* **EXTRACTED INFORMATION**
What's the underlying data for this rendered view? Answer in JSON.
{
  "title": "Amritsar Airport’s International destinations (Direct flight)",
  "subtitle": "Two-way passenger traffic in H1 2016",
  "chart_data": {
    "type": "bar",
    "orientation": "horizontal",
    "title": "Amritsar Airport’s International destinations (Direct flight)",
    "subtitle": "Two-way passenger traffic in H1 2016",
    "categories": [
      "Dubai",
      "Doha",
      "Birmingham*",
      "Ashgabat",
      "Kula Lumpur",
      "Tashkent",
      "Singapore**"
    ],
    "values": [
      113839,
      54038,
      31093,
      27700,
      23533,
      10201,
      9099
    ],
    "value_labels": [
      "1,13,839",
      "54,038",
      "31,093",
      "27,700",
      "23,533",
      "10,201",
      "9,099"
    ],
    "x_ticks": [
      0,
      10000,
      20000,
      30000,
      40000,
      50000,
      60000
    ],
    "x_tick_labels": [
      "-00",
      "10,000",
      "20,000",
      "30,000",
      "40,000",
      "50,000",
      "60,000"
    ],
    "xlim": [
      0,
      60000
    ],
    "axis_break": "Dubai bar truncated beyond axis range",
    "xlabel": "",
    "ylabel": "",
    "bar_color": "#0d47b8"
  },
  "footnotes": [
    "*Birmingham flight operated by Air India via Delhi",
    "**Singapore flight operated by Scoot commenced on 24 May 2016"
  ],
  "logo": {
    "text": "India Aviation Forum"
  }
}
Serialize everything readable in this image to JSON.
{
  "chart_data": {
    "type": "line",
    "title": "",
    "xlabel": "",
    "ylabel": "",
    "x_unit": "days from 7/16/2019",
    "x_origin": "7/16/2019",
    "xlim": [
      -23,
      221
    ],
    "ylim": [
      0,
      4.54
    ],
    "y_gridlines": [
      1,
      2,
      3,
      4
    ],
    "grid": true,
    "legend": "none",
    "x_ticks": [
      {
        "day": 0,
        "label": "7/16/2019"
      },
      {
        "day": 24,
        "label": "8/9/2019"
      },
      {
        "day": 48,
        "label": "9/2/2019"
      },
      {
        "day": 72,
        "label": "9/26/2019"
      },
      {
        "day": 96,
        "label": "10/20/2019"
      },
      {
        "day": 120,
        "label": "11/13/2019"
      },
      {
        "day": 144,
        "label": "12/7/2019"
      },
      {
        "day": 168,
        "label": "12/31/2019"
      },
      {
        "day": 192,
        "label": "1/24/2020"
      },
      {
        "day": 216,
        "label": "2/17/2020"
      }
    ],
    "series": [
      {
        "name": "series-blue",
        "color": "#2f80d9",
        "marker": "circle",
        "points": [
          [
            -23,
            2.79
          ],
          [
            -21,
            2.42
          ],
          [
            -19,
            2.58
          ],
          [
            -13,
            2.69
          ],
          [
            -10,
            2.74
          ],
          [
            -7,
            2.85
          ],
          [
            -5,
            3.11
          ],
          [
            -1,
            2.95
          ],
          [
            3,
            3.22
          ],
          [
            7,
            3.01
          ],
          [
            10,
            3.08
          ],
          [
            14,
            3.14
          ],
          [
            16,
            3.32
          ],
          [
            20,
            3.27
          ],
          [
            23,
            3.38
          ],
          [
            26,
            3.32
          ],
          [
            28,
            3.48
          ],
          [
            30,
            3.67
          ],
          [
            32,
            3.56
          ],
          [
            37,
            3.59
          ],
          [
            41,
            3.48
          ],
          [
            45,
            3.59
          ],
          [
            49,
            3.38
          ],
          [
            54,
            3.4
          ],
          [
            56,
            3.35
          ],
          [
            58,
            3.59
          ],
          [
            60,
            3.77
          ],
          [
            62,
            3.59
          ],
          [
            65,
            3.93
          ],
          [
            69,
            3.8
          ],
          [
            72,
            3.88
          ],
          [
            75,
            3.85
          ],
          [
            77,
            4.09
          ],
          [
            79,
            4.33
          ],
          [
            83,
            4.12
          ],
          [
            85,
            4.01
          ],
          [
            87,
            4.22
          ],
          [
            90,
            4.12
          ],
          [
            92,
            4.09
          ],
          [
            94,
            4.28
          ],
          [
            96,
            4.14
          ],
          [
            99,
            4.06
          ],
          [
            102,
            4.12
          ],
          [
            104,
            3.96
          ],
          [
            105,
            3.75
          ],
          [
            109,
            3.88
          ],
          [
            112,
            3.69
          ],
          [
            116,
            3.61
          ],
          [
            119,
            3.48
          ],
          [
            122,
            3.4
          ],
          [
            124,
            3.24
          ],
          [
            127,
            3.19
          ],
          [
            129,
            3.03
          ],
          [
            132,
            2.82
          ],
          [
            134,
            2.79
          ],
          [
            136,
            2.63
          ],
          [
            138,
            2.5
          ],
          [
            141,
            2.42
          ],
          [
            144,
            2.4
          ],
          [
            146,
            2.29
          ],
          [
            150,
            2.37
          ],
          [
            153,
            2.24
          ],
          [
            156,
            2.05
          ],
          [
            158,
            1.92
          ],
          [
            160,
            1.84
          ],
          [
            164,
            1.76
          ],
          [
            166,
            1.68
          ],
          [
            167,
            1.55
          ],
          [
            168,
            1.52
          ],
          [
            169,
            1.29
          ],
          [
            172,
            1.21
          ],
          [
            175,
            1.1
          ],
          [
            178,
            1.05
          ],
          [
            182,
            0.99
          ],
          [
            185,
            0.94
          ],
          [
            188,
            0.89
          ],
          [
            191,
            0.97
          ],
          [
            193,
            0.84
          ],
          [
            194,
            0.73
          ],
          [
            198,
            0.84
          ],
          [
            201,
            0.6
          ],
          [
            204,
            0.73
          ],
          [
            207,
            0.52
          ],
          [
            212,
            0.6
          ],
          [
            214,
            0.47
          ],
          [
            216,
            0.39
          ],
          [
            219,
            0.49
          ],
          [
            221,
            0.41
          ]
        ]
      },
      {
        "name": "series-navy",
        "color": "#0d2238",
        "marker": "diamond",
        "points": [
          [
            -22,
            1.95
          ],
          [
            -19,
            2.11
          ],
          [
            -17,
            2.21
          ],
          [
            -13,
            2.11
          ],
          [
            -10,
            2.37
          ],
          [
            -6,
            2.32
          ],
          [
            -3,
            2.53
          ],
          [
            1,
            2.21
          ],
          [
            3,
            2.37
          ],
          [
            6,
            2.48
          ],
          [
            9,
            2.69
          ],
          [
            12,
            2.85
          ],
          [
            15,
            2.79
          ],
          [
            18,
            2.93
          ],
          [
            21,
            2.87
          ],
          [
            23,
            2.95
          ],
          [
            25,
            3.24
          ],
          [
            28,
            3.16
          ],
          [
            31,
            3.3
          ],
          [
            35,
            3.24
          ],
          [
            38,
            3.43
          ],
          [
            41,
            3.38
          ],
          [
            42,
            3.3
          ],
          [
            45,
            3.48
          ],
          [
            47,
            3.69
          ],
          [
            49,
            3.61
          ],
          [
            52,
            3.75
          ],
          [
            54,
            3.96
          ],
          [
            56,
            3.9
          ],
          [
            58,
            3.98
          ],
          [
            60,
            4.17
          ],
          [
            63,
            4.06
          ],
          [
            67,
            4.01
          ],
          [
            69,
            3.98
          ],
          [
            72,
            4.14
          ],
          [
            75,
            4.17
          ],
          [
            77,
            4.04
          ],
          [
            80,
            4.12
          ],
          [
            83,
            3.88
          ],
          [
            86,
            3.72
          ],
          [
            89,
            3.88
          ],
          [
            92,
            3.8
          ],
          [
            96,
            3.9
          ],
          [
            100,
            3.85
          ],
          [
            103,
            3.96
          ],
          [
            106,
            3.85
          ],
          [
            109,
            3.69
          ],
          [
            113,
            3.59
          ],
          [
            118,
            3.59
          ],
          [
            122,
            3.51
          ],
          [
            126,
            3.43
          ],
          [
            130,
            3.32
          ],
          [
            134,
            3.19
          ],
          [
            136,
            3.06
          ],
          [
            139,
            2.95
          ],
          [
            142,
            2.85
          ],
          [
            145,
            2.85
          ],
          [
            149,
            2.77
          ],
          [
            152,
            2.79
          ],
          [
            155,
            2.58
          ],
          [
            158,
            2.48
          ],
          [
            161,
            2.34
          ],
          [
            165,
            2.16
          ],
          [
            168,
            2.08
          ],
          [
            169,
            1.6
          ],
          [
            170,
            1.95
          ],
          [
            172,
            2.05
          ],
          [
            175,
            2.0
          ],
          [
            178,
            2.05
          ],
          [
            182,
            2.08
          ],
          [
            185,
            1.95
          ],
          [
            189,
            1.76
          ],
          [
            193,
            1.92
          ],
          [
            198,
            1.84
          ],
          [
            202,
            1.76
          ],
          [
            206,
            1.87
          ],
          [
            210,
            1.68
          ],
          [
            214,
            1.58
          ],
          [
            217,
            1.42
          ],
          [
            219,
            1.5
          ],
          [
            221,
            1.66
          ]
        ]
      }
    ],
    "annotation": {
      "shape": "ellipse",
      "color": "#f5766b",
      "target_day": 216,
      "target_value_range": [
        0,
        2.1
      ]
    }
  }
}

* **WRITTEN EXERCISE**
Only lines with the word "Dubai" should be collected from the material.

* **WRITTEN RESPONSE**
      "Dubai",
    "axis_break": "Dubai bar truncated beyond axis range",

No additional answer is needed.